» RECORDED INFORMATION:
::::
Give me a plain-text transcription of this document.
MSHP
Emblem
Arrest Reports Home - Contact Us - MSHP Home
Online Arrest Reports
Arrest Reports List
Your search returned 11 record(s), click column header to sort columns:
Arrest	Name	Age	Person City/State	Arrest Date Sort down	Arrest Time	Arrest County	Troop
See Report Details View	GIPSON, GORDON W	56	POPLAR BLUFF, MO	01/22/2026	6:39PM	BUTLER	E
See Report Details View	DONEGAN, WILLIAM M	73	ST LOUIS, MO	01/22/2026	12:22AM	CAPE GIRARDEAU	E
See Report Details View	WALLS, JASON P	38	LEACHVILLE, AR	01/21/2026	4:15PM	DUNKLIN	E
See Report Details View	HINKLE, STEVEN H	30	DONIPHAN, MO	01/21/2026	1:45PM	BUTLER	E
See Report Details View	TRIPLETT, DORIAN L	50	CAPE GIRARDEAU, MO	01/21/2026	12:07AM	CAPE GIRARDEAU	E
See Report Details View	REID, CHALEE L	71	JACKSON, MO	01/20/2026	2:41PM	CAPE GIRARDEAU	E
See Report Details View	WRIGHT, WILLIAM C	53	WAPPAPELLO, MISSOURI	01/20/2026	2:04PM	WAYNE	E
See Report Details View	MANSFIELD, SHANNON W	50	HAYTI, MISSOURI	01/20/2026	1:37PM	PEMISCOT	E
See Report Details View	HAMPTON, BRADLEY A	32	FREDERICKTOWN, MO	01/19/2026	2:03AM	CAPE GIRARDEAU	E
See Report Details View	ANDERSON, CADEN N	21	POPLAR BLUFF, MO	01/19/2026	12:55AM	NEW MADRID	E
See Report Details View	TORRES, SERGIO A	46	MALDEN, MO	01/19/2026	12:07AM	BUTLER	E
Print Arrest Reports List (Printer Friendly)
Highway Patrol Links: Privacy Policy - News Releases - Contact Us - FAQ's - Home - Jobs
::::
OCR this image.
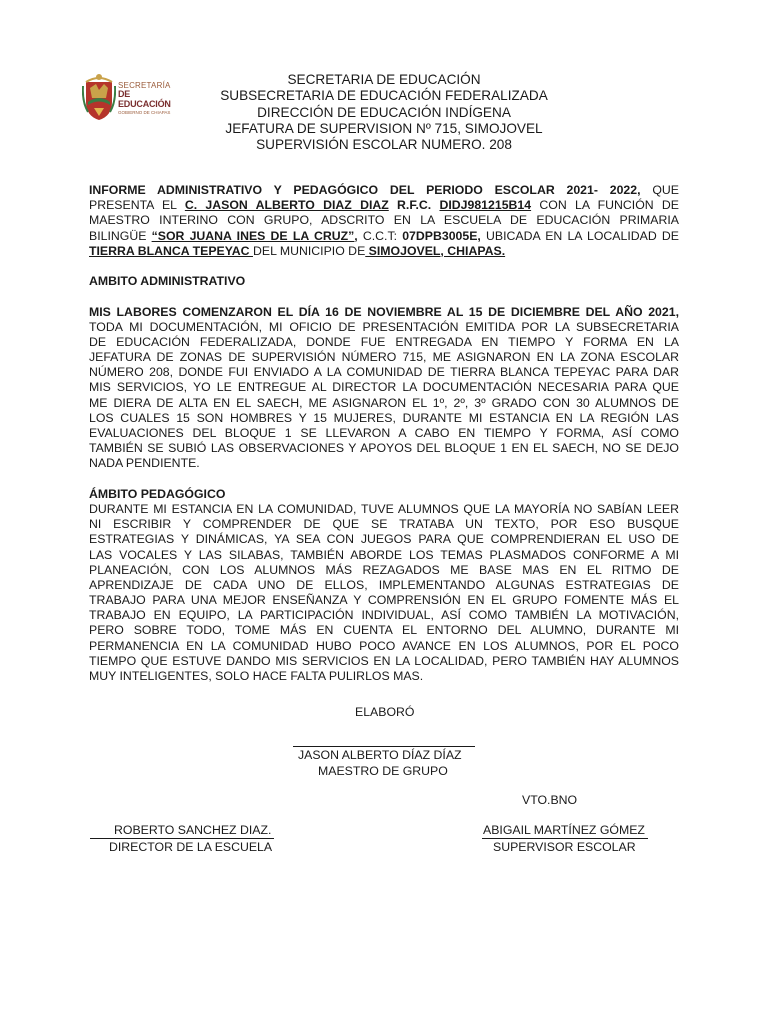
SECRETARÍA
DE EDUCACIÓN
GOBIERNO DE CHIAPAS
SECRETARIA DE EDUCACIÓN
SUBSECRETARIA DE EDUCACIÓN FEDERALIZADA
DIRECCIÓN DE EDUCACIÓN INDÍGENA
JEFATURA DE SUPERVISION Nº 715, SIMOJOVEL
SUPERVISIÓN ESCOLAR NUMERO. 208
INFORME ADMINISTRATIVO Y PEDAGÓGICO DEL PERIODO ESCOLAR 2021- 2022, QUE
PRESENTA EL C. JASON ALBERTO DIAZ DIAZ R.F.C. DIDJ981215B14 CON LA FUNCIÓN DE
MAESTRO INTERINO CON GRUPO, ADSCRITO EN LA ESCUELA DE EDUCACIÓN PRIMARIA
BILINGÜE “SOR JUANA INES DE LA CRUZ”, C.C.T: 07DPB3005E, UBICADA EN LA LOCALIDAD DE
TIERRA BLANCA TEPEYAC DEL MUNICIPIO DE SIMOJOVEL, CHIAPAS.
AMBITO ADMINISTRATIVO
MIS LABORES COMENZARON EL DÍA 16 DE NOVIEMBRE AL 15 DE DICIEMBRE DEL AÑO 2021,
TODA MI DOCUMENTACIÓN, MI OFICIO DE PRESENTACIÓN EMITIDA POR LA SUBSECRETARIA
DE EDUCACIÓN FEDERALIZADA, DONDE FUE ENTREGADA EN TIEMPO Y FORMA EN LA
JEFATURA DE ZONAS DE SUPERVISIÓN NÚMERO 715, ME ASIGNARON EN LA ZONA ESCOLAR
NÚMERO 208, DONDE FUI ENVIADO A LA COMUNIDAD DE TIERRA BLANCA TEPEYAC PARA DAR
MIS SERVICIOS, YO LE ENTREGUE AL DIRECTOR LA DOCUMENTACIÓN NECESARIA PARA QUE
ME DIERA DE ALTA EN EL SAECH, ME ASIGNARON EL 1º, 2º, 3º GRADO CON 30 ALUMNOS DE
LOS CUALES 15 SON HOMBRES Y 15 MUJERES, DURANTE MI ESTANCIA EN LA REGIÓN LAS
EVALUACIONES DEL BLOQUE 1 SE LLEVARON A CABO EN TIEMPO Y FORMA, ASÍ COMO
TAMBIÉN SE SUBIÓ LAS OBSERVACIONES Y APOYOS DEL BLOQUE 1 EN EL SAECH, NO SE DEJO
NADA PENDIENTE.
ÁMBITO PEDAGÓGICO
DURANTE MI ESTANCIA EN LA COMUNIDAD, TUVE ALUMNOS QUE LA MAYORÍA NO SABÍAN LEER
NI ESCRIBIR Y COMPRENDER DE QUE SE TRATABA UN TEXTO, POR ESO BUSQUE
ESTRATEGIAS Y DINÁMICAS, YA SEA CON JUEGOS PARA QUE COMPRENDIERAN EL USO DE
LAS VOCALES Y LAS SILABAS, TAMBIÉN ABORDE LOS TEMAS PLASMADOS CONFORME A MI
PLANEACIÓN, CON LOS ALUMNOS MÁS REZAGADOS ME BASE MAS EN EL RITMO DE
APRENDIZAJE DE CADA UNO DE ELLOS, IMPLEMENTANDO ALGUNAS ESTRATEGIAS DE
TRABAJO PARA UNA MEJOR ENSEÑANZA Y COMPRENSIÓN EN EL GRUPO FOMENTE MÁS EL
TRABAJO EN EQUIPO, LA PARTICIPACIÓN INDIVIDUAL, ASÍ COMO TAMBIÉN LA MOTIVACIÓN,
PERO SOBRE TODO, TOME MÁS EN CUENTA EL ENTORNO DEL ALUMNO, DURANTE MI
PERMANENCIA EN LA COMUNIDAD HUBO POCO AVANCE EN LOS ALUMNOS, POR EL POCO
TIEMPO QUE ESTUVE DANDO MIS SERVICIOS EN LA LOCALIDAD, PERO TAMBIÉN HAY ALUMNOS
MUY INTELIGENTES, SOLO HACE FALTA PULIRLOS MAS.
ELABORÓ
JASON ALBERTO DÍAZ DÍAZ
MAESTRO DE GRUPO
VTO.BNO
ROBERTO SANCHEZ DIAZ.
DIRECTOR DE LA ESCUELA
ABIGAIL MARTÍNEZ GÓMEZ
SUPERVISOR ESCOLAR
::::
» EXERCISE TASK: How many lines in the records above hold the word "DURANTE"? Give only the number.

» FULL RESPONSE: 3